* Begin Materials provided *

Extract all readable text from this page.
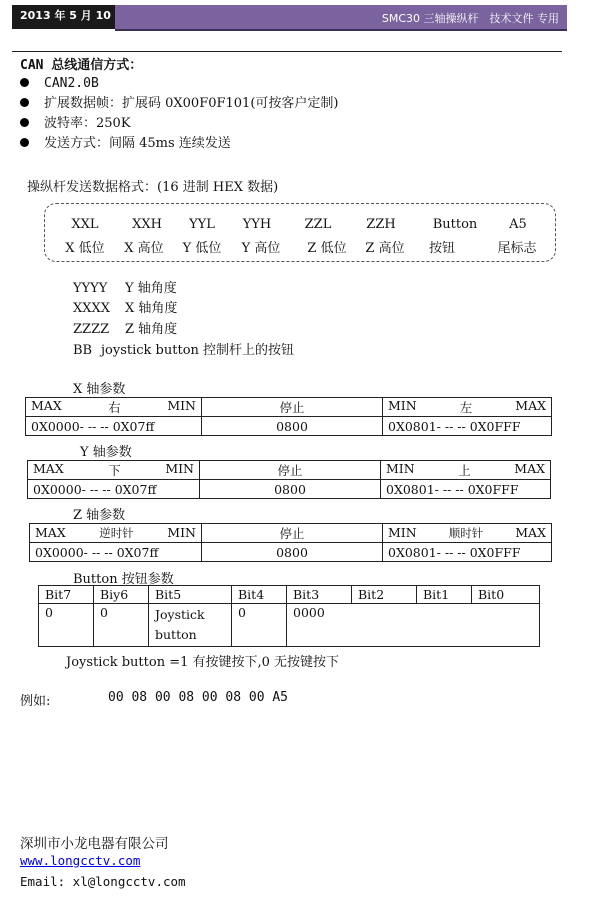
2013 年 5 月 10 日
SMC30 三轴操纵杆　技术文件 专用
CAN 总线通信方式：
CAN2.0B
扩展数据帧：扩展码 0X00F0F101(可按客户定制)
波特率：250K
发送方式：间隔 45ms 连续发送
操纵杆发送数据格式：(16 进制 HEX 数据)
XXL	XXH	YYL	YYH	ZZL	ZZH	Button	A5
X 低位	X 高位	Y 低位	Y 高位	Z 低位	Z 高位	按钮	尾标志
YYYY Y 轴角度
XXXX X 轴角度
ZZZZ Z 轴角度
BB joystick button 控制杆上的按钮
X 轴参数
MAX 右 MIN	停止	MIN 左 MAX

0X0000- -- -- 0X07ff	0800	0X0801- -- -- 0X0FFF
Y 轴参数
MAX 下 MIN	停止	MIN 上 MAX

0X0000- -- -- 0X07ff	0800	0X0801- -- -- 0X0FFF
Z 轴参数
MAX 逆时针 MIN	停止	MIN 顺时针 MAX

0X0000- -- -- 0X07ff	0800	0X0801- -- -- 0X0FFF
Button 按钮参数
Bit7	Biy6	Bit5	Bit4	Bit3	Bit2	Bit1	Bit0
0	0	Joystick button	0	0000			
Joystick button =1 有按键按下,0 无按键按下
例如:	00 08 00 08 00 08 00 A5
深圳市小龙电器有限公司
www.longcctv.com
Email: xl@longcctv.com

* End Materials provided *
* Begin Materials provided *

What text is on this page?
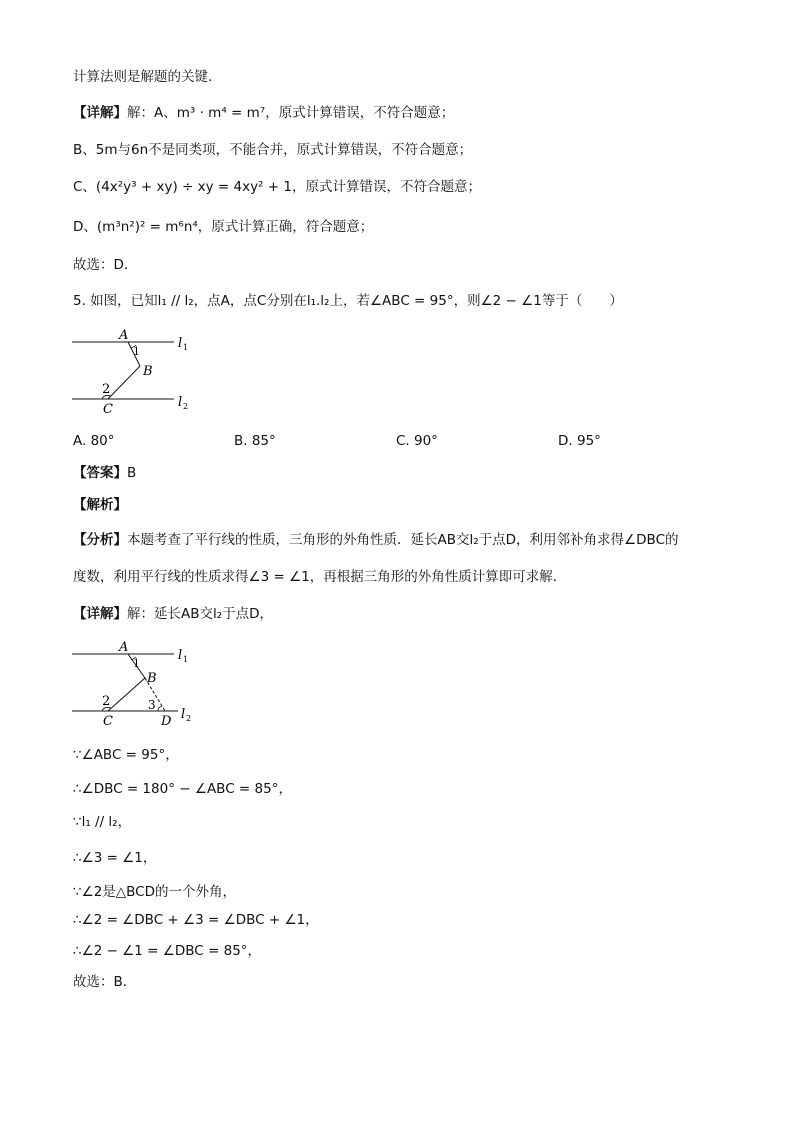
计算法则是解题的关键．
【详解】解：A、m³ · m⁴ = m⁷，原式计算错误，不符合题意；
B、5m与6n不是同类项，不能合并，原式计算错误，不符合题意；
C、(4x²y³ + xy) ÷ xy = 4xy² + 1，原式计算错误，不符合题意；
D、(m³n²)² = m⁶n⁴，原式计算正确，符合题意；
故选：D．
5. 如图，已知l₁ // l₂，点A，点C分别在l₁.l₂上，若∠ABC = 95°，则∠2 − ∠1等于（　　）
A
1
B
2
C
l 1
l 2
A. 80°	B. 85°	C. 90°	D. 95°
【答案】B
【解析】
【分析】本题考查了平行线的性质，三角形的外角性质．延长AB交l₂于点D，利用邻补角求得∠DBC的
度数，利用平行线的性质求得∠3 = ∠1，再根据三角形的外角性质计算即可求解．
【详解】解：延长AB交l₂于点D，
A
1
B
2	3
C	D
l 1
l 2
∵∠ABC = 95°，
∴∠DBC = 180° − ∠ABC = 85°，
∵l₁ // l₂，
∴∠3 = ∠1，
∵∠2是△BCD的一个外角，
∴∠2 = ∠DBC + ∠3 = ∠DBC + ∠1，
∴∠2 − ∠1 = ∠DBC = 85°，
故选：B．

* End Materials provided *

Exercise: Each line above that holds the string "text" should be copied and shown.

Response to the task:
Extract all readable text from this page.
What text is on this page?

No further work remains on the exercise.